## GIVEN TASK
Retype the material word for word.

## PROVIDED INFORMATION
+ + + + + + +
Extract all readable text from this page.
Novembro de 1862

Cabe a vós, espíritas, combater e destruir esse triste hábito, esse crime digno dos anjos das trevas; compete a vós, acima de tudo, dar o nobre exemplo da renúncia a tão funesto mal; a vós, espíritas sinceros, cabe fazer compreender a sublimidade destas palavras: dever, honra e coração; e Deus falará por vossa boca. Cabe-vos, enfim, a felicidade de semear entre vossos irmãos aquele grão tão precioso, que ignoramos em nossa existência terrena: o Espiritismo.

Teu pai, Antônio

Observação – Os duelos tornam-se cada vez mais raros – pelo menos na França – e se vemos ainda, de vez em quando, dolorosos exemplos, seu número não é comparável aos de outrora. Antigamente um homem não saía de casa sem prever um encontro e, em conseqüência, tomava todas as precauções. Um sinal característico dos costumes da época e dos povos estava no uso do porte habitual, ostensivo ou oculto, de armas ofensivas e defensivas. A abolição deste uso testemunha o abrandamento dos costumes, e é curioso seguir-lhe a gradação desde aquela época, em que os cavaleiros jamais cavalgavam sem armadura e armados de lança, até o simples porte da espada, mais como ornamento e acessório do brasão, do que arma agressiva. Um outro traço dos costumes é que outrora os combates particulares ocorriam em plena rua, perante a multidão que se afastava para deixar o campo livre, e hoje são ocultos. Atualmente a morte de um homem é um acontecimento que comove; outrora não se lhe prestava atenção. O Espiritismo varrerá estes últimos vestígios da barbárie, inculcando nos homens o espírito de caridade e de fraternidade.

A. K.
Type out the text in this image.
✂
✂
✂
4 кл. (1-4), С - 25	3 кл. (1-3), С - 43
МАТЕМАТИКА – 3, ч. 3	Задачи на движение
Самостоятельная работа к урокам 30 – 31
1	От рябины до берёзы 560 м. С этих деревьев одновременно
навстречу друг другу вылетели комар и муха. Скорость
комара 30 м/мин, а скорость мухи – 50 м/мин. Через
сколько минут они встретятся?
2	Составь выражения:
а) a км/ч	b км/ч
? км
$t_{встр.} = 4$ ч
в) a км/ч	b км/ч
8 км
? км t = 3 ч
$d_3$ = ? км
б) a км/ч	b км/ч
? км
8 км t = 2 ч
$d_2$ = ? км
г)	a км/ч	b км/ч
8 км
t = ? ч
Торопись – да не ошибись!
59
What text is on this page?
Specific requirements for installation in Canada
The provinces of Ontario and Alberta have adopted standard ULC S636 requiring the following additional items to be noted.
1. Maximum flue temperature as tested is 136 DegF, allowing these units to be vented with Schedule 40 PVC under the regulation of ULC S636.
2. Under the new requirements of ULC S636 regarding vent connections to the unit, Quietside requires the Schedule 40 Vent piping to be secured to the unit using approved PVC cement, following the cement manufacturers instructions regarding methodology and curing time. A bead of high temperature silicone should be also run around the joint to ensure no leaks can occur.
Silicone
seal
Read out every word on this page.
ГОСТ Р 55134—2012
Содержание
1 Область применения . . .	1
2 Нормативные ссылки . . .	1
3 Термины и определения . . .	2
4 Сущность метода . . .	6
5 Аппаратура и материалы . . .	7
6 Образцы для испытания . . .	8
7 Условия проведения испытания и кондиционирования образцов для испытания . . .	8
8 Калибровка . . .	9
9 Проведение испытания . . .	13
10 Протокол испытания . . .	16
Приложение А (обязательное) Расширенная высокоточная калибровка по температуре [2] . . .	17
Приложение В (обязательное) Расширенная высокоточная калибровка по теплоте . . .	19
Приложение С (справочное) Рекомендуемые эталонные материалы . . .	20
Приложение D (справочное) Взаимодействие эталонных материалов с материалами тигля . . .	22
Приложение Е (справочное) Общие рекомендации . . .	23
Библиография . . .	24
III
+ + + + + + +
## REPLY TO THE EXERCISE
Extract all readable text from this page.
Novembro de 1862

Cabe a vós, espíritas, combater e destruir esse triste hábito, esse crime digno dos anjos das trevas; compete a vós, acima de tudo, dar o nobre exemplo da renúncia a tão funesto mal; a vós, espíritas sinceros, cabe fazer compreender a sublimidade destas palavras: dever, honra e coração; e Deus falará por vossa boca. Cabe-vos, enfim, a felicidade de semear entre vossos irmãos aquele grão tão precioso, que ignoramos em nossa existência terrena: o Espiritismo.

Teu pai, Antônio

Observação – Os duelos tornam-se cada vez mais raros – pelo menos na França – e se vemos ainda, de vez em quando, dolorosos exemplos, seu número não é comparável aos de outrora. Antigamente um homem não saía de casa sem prever um encontro e, em conseqüência, tomava todas as precauções. Um sinal característico dos costumes da época e dos povos estava no uso do porte habitual, ostensivo ou oculto, de armas ofensivas e defensivas. A abolição deste uso testemunha o abrandamento dos costumes, e é curioso seguir-lhe a gradação desde aquela época, em que os cavaleiros jamais cavalgavam sem armadura e armados de lança, até o simples porte da espada, mais como ornamento e acessório do brasão, do que arma agressiva. Um outro traço dos costumes é que outrora os combates particulares ocorriam em plena rua, perante a multidão que se afastava para deixar o campo livre, e hoje são ocultos. Atualmente a morte de um homem é um acontecimento que comove; outrora não se lhe prestava atenção. O Espiritismo varrerá estes últimos vestígios da barbárie, inculcando nos homens o espírito de caridade e de fraternidade.

A. K.
Type out the text in this image.
✂
✂
✂
4 кл. (1-4), С - 25	3 кл. (1-3), С - 43
МАТЕМАТИКА – 3, ч. 3	Задачи на движение
Самостоятельная работа к урокам 30 – 31
1	От рябины до берёзы 560 м. С этих деревьев одновременно
навстречу друг другу вылетели комар и муха. Скорость
комара 30 м/мин, а скорость мухи – 50 м/мин. Через
сколько минут они встретятся?
2	Составь выражения:
а) a км/ч	b км/ч
? км
$t_{встр.} = 4$ ч
в) a км/ч	b км/ч
8 км
? км t = 3 ч
$d_3$ = ? км
б) a км/ч	b км/ч
? км
8 км t = 2 ч
$d_2$ = ? км
г)	a км/ч	b км/ч
8 км
t = ? ч
Торопись – да не ошибись!
59
What text is on this page?
Specific requirements for installation in Canada
The provinces of Ontario and Alberta have adopted standard ULC S636 requiring the following additional items to be noted.
1. Maximum flue temperature as tested is 136 DegF, allowing these units to be vented with Schedule 40 PVC under the regulation of ULC S636.
2. Under the new requirements of ULC S636 regarding vent connections to the unit, Quietside requires the Schedule 40 Vent piping to be secured to the unit using approved PVC cement, following the cement manufacturers instructions regarding methodology and curing time. A bead of high temperature silicone should be also run around the joint to ensure no leaks can occur.
Silicone
seal
Read out every word on this page.
ГОСТ Р 55134—2012
Содержание
1 Область применения . . .	1
2 Нормативные ссылки . . .	1
3 Термины и определения . . .	2
4 Сущность метода . . .	6
5 Аппаратура и материалы . . .	7
6 Образцы для испытания . . .	8
7 Условия проведения испытания и кондиционирования образцов для испытания . . .	8
8 Калибровка . . .	9
9 Проведение испытания . . .	13
10 Протокол испытания . . .	16
Приложение А (обязательное) Расширенная высокоточная калибровка по температуре [2] . . .	17
Приложение В (обязательное) Расширенная высокоточная калибровка по теплоте . . .	19
Приложение С (справочное) Рекомендуемые эталонные материалы . . .	20
Приложение D (справочное) Взаимодействие эталонных материалов с материалами тигля . . .	22
Приложение Е (справочное) Общие рекомендации . . .	23
Библиография . . .	24
III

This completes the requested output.